> _Task statement_: Arrange the lines of the entries below as a Markdown table with the columns "Row" and "Line". Number each row and leave out blank lines.

# # #

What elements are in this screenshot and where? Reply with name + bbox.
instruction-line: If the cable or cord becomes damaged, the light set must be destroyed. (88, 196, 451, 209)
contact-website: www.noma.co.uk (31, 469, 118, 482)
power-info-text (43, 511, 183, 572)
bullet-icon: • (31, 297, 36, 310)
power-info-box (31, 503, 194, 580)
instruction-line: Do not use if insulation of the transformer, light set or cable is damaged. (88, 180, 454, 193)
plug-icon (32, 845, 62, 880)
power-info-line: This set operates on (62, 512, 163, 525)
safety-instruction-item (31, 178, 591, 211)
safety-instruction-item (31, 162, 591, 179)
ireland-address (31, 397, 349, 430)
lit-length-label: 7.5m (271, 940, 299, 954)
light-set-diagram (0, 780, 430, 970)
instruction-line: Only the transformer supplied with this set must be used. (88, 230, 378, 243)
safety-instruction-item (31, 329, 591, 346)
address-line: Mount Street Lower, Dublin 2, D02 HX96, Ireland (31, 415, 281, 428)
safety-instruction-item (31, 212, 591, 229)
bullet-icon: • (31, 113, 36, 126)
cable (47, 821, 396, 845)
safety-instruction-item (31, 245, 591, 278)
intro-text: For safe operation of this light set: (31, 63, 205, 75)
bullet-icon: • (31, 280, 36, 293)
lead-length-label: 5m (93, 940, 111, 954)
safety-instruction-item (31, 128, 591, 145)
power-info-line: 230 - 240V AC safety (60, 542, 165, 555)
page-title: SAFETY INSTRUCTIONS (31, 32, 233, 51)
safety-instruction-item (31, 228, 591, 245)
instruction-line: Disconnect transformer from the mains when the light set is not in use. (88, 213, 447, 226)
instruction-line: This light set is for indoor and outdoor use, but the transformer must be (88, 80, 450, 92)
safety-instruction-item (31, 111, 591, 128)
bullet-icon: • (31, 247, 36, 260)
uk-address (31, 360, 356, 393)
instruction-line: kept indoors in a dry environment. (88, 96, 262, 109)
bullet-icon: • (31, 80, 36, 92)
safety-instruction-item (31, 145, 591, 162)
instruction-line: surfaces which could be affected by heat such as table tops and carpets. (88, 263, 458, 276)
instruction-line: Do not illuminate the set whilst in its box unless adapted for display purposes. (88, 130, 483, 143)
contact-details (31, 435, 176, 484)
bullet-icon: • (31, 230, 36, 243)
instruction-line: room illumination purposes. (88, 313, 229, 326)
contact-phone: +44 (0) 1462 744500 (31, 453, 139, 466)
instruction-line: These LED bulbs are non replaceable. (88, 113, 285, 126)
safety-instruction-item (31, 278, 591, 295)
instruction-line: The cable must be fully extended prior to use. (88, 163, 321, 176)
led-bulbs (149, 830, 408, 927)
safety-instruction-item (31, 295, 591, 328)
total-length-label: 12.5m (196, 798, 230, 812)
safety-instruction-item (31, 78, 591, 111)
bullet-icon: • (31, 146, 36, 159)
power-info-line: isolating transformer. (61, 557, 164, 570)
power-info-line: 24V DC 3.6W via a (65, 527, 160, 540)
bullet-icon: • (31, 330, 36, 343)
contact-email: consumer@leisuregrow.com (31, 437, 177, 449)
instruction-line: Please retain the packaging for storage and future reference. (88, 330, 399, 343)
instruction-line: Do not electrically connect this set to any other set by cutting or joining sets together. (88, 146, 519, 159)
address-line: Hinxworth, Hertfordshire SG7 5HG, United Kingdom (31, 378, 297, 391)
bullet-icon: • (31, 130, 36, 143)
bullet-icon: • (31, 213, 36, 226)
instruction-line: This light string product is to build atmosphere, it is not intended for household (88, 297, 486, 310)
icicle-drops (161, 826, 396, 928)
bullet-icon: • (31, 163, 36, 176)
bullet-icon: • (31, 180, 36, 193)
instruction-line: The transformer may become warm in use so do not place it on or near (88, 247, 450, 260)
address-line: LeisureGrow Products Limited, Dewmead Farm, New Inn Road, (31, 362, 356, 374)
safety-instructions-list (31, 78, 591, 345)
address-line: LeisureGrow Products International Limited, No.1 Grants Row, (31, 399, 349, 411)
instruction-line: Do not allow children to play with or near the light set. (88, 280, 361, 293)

# # #

> _Task output_:
| Row | Line |
|---|---|
| 1 | What elements are in this screenshot and where? Reply with name + bbox. |
| 2 | instruction-line: If the cable or cord becomes damaged, the light set must be destroyed. (88, 196, 451, 209) |
| 3 | contact-website: www.noma.co.uk (31, 469, 118, 482) |
| 4 | power-info-text (43, 511, 183, 572) |
| 5 | bullet-icon: • (31, 297, 36, 310) |
| 6 | power-info-box (31, 503, 194, 580) |
| 7 | instruction-line: Do not use if insulation of the transformer, light set or cable is damaged. (88, 180, 454, 193) |
| 8 | plug-icon (32, 845, 62, 880) |
| 9 | power-info-line: This set operates on (62, 512, 163, 525) |
| 10 | safety-instruction-item (31, 178, 591, 211) |
| 11 | safety-instruction-item (31, 162, 591, 179) |
| 12 | ireland-address (31, 397, 349, 430) |
| 13 | lit-length-label: 7.5m (271, 940, 299, 954) |
| 14 | light-set-diagram (0, 780, 430, 970) |
| 15 | instruction-line: Only the transformer supplied with this set must be used. (88, 230, 378, 243) |
| 16 | safety-instruction-item (31, 329, 591, 346) |
| 17 | address-line: Mount Street Lower, Dublin 2, D02 HX96, Ireland (31, 415, 281, 428) |
| 18 | safety-instruction-item (31, 212, 591, 229) |
| 19 | bullet-icon: • (31, 113, 36, 126) |
| 20 | cable (47, 821, 396, 845) |
| 21 | safety-instruction-item (31, 245, 591, 278) |
| 22 | intro-text: For safe operation of this light set: (31, 63, 205, 75) |
| 23 | bullet-icon: • (31, 280, 36, 293) |
| 24 | lead-length-label: 5m (93, 940, 111, 954) |
| 25 | safety-instruction-item (31, 128, 591, 145) |
| 26 | power-info-line: 230 - 240V AC safety (60, 542, 165, 555) |
| 27 | page-title: SAFETY INSTRUCTIONS (31, 32, 233, 51) |
| 28 | safety-instruction-item (31, 228, 591, 245) |
| 29 | instruction-line: Disconnect transformer from the mains when the light set is not in use. (88, 213, 447, 226) |
| 30 | instruction-line: This light set is for indoor and outdoor use, but the transformer must be (88, 80, 450, 92) |
| 31 | safety-instruction-item (31, 111, 591, 128) |
| 32 | bullet-icon: • (31, 247, 36, 260) |
| 33 | uk-address (31, 360, 356, 393) |
| 34 | instruction-line: kept indoors in a dry environment. (88, 96, 262, 109) |
| 35 | bullet-icon: • (31, 80, 36, 92) |
| 36 | safety-instruction-item (31, 145, 591, 162) |
| 37 | instruction-line: surfaces which could be affected by heat such as table tops and carpets. (88, 263, 458, 276) |
| 38 | instruction-line: Do not illuminate the set whilst in its box unless adapted for display purposes. (88, 130, 483, 143) |
| 39 | contact-details (31, 435, 176, 484) |
| 40 | bullet-icon: • (31, 230, 36, 243) |
| 41 | instruction-line: room illumination purposes. (88, 313, 229, 326) |
| 42 | contact-phone: +44 (0) 1462 744500 (31, 453, 139, 466) |
| 43 | instruction-line: These LED bulbs are non replaceable. (88, 113, 285, 126) |
| 44 | safety-instruction-item (31, 278, 591, 295) |
| 45 | instruction-line: The cable must be fully extended prior to use. (88, 163, 321, 176) |
| 46 | led-bulbs (149, 830, 408, 927) |
| 47 | safety-instruction-item (31, 295, 591, 328) |
| 48 | total-length-label: 12.5m (196, 798, 230, 812) |
| 49 | safety-instruction-item (31, 78, 591, 111) |
| 50 | bullet-icon: • (31, 146, 36, 159) |
| 51 | power-info-line: isolating transformer. (61, 557, 164, 570) |
| 52 | power-info-line: 24V DC 3.6W via a (65, 527, 160, 540) |
| 53 | bullet-icon: • (31, 330, 36, 343) |
| 54 | contact-email: consumer@leisuregrow.com (31, 437, 177, 449) |
| 55 | instruction-line: Please retain the packaging for storage and future reference. (88, 330, 399, 343) |
| 56 | instruction-line: Do not electrically connect this set to any other set by cutting or joining sets together. (88, 146, 519, 159) |
| 57 | address-line: Hinxworth, Hertfordshire SG7 5HG, United Kingdom (31, 378, 297, 391) |
| 58 | bullet-icon: • (31, 130, 36, 143) |
| 59 | bullet-icon: • (31, 213, 36, 226) |
| 60 | instruction-line: This light string product is to build atmosphere, it is not intended for household (88, 297, 486, 310) |
| 61 | icicle-drops (161, 826, 396, 928) |
| 62 | bullet-icon: • (31, 163, 36, 176) |
| 63 | bullet-icon: • (31, 180, 36, 193) |
| 64 | instruction-line: The transformer may become warm in use so do not place it on or near (88, 247, 450, 260) |
| 65 | address-line: LeisureGrow Products Limited, Dewmead Farm, New Inn Road, (31, 362, 356, 374) |
| 66 | safety-instructions-list (31, 78, 591, 345) |
| 67 | address-line: LeisureGrow Products International Limited, No.1 Grants Row, (31, 399, 349, 411) |
| 68 | instruction-line: Do not allow children to play with or near the light set. (88, 280, 361, 293) |